> Set exercise: Your task is to transcribe all of the records exactly and leave out the pictures.

== == ==

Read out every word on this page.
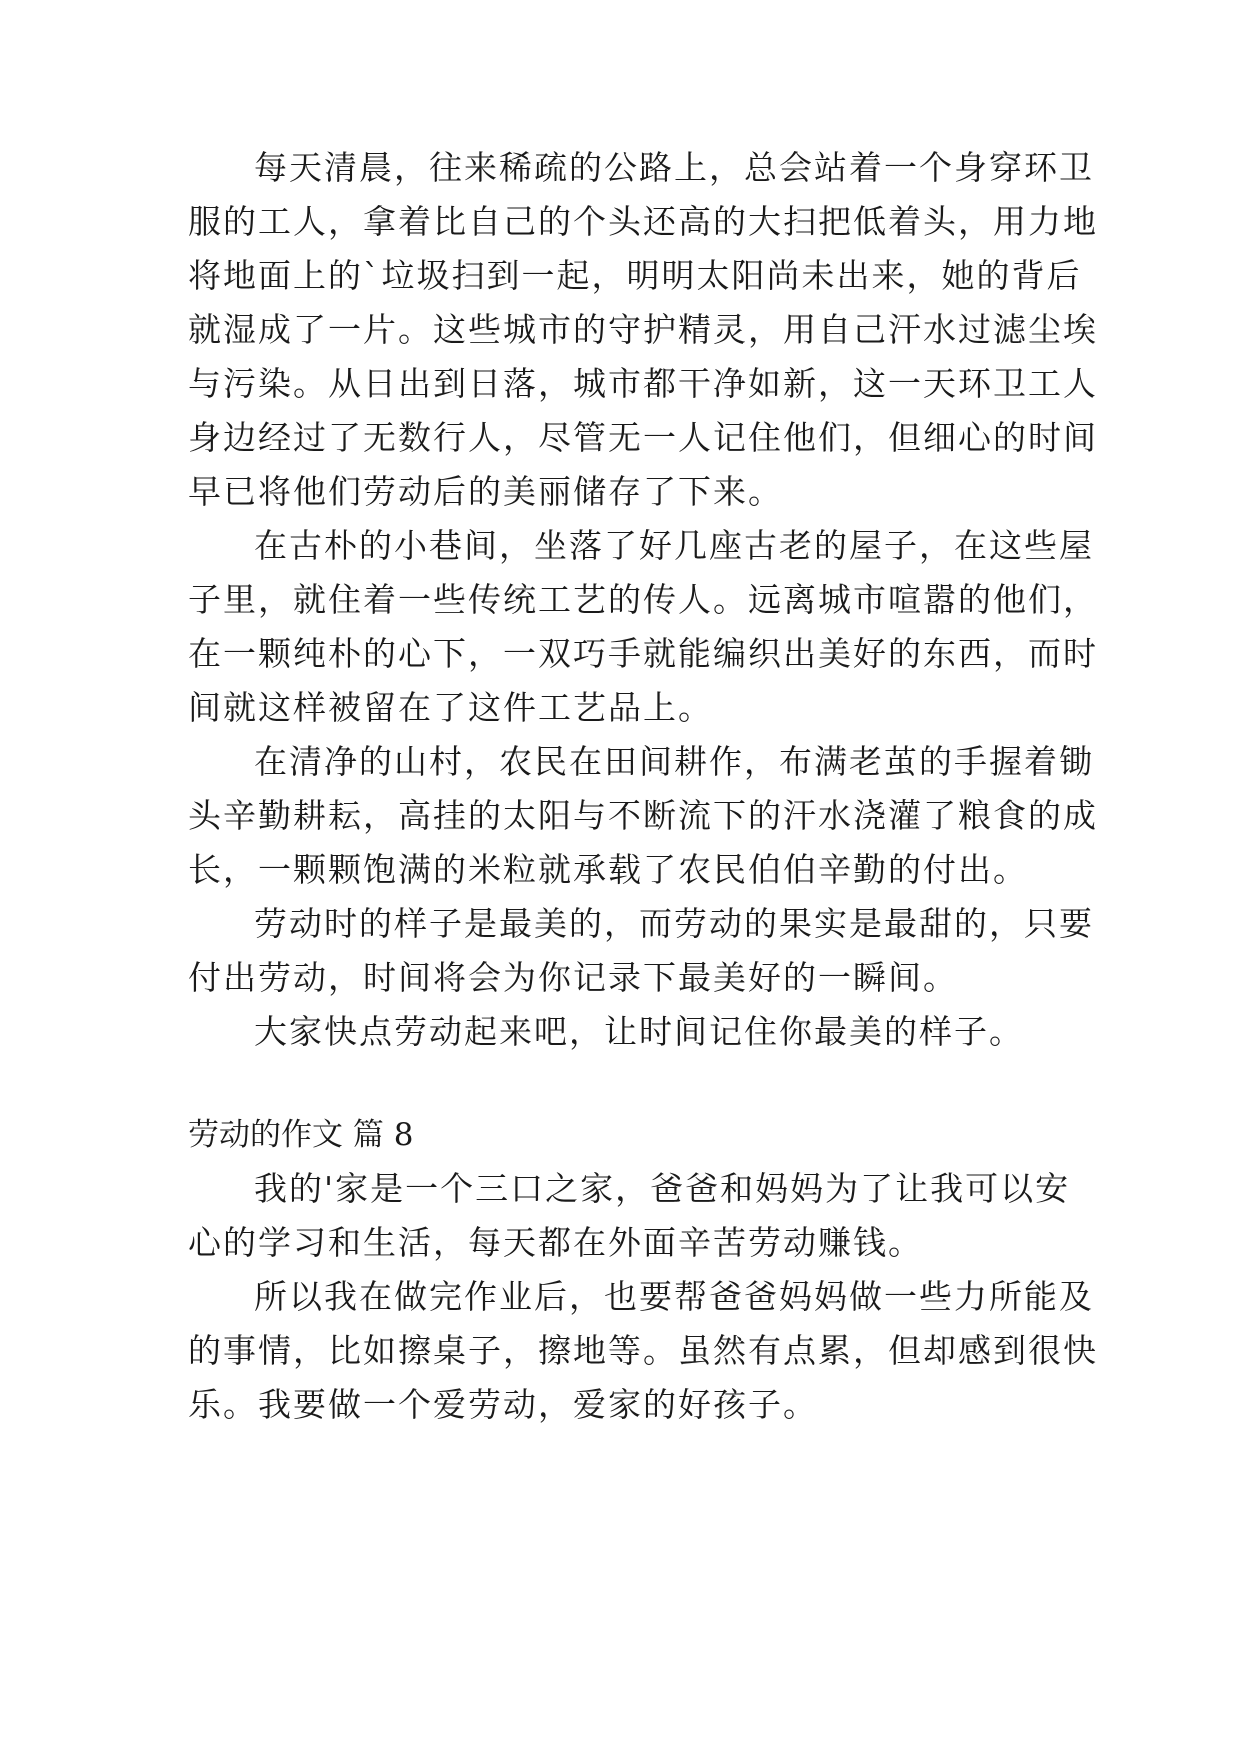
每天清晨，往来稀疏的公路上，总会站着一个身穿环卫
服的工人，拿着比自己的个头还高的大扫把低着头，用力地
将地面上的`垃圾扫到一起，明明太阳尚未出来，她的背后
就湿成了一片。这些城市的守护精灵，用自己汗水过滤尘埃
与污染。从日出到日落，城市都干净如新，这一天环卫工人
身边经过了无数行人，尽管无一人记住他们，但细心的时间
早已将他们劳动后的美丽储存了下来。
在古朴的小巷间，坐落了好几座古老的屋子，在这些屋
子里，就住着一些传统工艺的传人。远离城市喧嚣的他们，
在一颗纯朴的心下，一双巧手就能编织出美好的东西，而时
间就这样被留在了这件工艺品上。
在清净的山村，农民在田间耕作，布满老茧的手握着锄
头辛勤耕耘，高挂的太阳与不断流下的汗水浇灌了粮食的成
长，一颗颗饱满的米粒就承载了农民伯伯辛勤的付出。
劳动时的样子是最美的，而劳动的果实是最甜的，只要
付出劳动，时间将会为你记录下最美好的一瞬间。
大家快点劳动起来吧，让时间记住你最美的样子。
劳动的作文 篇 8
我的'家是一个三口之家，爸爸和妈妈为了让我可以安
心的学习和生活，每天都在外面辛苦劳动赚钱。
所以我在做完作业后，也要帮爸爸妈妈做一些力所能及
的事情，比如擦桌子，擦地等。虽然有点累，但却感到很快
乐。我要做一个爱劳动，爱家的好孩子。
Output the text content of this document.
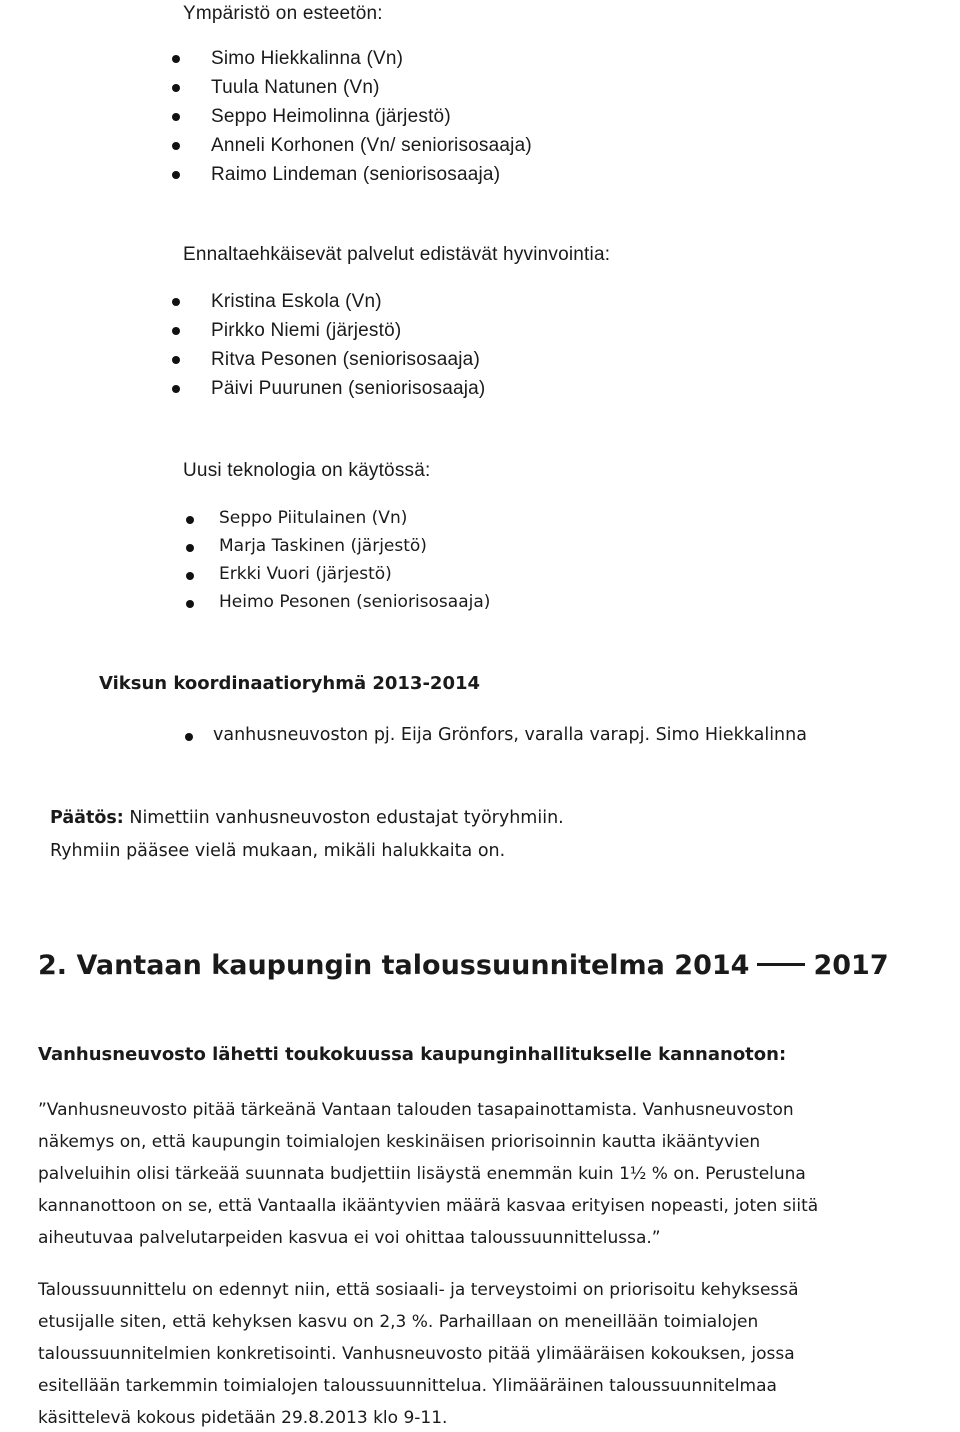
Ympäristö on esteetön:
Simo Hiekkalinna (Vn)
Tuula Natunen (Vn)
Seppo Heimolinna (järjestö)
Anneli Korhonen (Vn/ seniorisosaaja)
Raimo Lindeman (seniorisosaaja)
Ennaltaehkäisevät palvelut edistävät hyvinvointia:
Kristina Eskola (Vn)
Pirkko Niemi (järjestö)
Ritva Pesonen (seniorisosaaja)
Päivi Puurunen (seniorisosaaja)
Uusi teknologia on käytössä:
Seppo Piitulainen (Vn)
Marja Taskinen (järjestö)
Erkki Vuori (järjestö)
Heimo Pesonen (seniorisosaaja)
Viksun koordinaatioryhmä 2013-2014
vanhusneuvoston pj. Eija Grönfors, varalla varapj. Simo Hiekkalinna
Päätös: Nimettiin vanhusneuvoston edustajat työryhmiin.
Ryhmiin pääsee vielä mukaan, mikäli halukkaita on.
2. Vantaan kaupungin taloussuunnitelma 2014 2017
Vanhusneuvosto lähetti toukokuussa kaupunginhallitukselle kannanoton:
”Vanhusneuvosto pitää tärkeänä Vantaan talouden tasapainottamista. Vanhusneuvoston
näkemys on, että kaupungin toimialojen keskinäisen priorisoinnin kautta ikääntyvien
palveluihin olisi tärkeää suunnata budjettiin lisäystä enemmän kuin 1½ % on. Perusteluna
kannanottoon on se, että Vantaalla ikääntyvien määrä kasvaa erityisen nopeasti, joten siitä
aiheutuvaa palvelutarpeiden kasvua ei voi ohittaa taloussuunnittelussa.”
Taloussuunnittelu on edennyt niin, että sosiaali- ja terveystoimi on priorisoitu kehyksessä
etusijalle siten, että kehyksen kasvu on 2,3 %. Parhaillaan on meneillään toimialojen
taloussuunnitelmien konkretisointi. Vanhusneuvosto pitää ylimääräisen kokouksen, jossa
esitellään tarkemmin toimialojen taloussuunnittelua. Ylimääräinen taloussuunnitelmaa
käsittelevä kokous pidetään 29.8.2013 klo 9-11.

== == ==

> Task answer:
Read out every word on this page.
每天清晨，往来稀疏的公路上，总会站着一个身穿环卫
服的工人，拿着比自己的个头还高的大扫把低着头，用力地
将地面上的`垃圾扫到一起，明明太阳尚未出来，她的背后
就湿成了一片。这些城市的守护精灵，用自己汗水过滤尘埃
与污染。从日出到日落，城市都干净如新，这一天环卫工人
身边经过了无数行人，尽管无一人记住他们，但细心的时间
早已将他们劳动后的美丽储存了下来。
在古朴的小巷间，坐落了好几座古老的屋子，在这些屋
子里，就住着一些传统工艺的传人。远离城市喧嚣的他们，
在一颗纯朴的心下，一双巧手就能编织出美好的东西，而时
间就这样被留在了这件工艺品上。
在清净的山村，农民在田间耕作，布满老茧的手握着锄
头辛勤耕耘，高挂的太阳与不断流下的汗水浇灌了粮食的成
长，一颗颗饱满的米粒就承载了农民伯伯辛勤的付出。
劳动时的样子是最美的，而劳动的果实是最甜的，只要
付出劳动，时间将会为你记录下最美好的一瞬间。
大家快点劳动起来吧，让时间记住你最美的样子。
劳动的作文 篇 8
我的'家是一个三口之家，爸爸和妈妈为了让我可以安
心的学习和生活，每天都在外面辛苦劳动赚钱。
所以我在做完作业后，也要帮爸爸妈妈做一些力所能及
的事情，比如擦桌子，擦地等。虽然有点累，但却感到很快
乐。我要做一个爱劳动，爱家的好孩子。
Output the text content of this document.
Ympäristö on esteetön:
Simo Hiekkalinna (Vn)
Tuula Natunen (Vn)
Seppo Heimolinna (järjestö)
Anneli Korhonen (Vn/ seniorisosaaja)
Raimo Lindeman (seniorisosaaja)
Ennaltaehkäisevät palvelut edistävät hyvinvointia:
Kristina Eskola (Vn)
Pirkko Niemi (järjestö)
Ritva Pesonen (seniorisosaaja)
Päivi Puurunen (seniorisosaaja)
Uusi teknologia on käytössä:
Seppo Piitulainen (Vn)
Marja Taskinen (järjestö)
Erkki Vuori (järjestö)
Heimo Pesonen (seniorisosaaja)
Viksun koordinaatioryhmä 2013-2014
vanhusneuvoston pj. Eija Grönfors, varalla varapj. Simo Hiekkalinna
Päätös: Nimettiin vanhusneuvoston edustajat työryhmiin.
Ryhmiin pääsee vielä mukaan, mikäli halukkaita on.
2. Vantaan kaupungin taloussuunnitelma 2014 2017
Vanhusneuvosto lähetti toukokuussa kaupunginhallitukselle kannanoton:
”Vanhusneuvosto pitää tärkeänä Vantaan talouden tasapainottamista. Vanhusneuvoston
näkemys on, että kaupungin toimialojen keskinäisen priorisoinnin kautta ikääntyvien
palveluihin olisi tärkeää suunnata budjettiin lisäystä enemmän kuin 1½ % on. Perusteluna
kannanottoon on se, että Vantaalla ikääntyvien määrä kasvaa erityisen nopeasti, joten siitä
aiheutuvaa palvelutarpeiden kasvua ei voi ohittaa taloussuunnittelussa.”
Taloussuunnittelu on edennyt niin, että sosiaali- ja terveystoimi on priorisoitu kehyksessä
etusijalle siten, että kehyksen kasvu on 2,3 %. Parhaillaan on meneillään toimialojen
taloussuunnitelmien konkretisointi. Vanhusneuvosto pitää ylimääräisen kokouksen, jossa
esitellään tarkemmin toimialojen taloussuunnittelua. Ylimääräinen taloussuunnitelmaa
käsittelevä kokous pidetään 29.8.2013 klo 9-11.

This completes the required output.